List each line of the data that holds the string "GAAP".

Excerpt from a dataset

--

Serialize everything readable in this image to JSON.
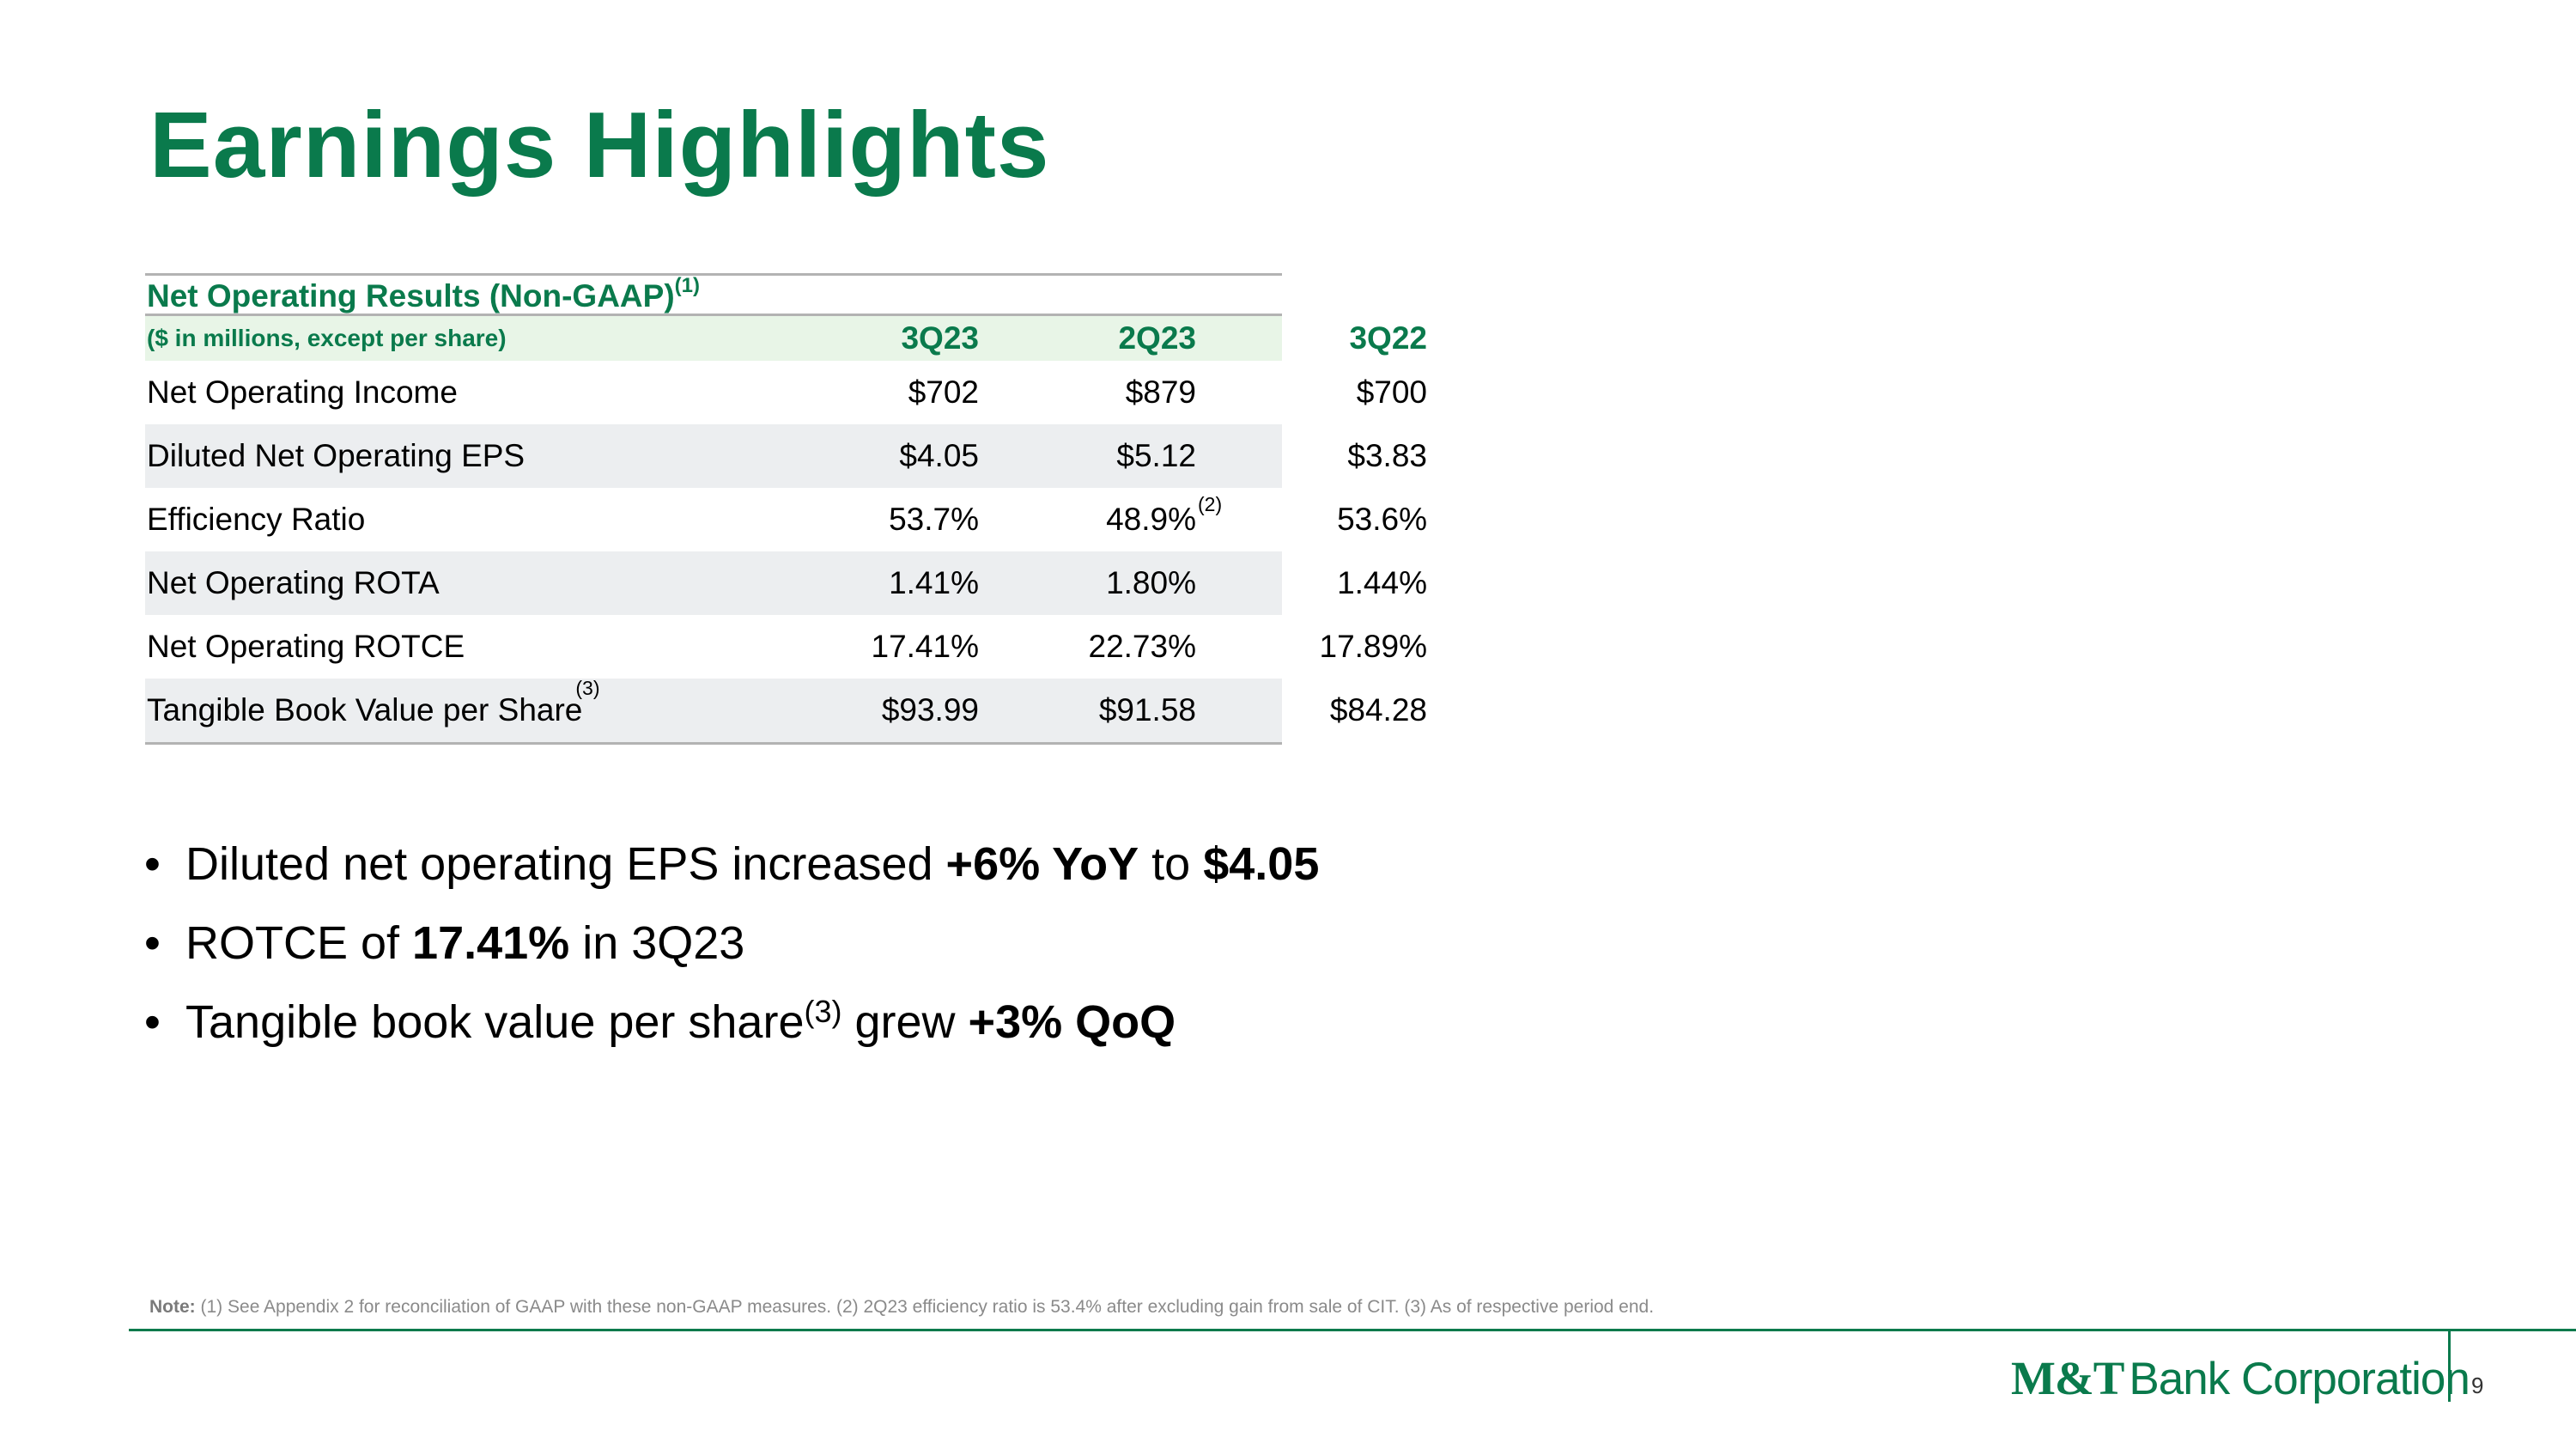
{
  "title": "Earnings Highlights",
  "table": {
    "heading": "Net Operating Results (Non-GAAP)",
    "heading_note": "(1)",
    "unit_label": "($ in millions, except per share)",
    "columns": [
      "3Q23",
      "2Q23",
      "3Q22"
    ],
    "rows": [
      {
        "label": "Net Operating Income",
        "label_note": "",
        "values": [
          "$702",
          "$879",
          "$700"
        ],
        "notes": [
          "",
          "",
          ""
        ]
      },
      {
        "label": "Diluted Net Operating EPS",
        "label_note": "",
        "values": [
          "$4.05",
          "$5.12",
          "$3.83"
        ],
        "notes": [
          "",
          "",
          ""
        ]
      },
      {
        "label": "Efficiency Ratio",
        "label_note": "",
        "values": [
          "53.7%",
          "48.9%",
          "53.6%"
        ],
        "notes": [
          "",
          "(2)",
          ""
        ]
      },
      {
        "label": "Net Operating ROTA",
        "label_note": "",
        "values": [
          "1.41%",
          "1.80%",
          "1.44%"
        ],
        "notes": [
          "",
          "",
          ""
        ]
      },
      {
        "label": "Net Operating ROTCE",
        "label_note": "",
        "values": [
          "17.41%",
          "22.73%",
          "17.89%"
        ],
        "notes": [
          "",
          "",
          ""
        ]
      },
      {
        "label": "Tangible Book Value per Share",
        "label_note": "(3)",
        "values": [
          "$93.99",
          "$91.58",
          "$84.28"
        ],
        "notes": [
          "",
          "",
          ""
        ]
      }
    ]
  },
  "bullets": [
    {
      "parts": [
        "Diluted net operating EPS increased ",
        "+6% YoY",
        " to ",
        "$4.05"
      ]
    },
    {
      "parts": [
        "ROTCE of ",
        "17.41%",
        " in 3Q23"
      ]
    },
    {
      "parts": [
        "Tangible book value per share",
        "(3)",
        " grew ",
        "+3% QoQ"
      ]
    }
  ],
  "bullet_symbol": "•",
  "note": {
    "label": "Note:",
    "text": " (1) See Appendix 2 for reconciliation of GAAP with these non-GAAP measures. (2) 2Q23 efficiency ratio is 53.4% after excluding gain from sale of CIT. (3) As of respective period end."
  },
  "logo": {
    "mark": "M&T",
    "text": "Bank Corporation"
  },
  "page_number": "9",
  "colors": {
    "brand_green": "#0a7a4c",
    "header_fill": "#e8f5e7",
    "row_shade": "#eceef0"
  }
}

--

Solution to this task:
    "heading": "Net Operating Results (Non-GAAP)",
    "text": " (1) See Appendix 2 for reconciliation of GAAP with these non-GAAP measures. (2) 2Q23 efficiency ratio is 53.4% after excluding gain from sale of CIT. (3) As of respective period end."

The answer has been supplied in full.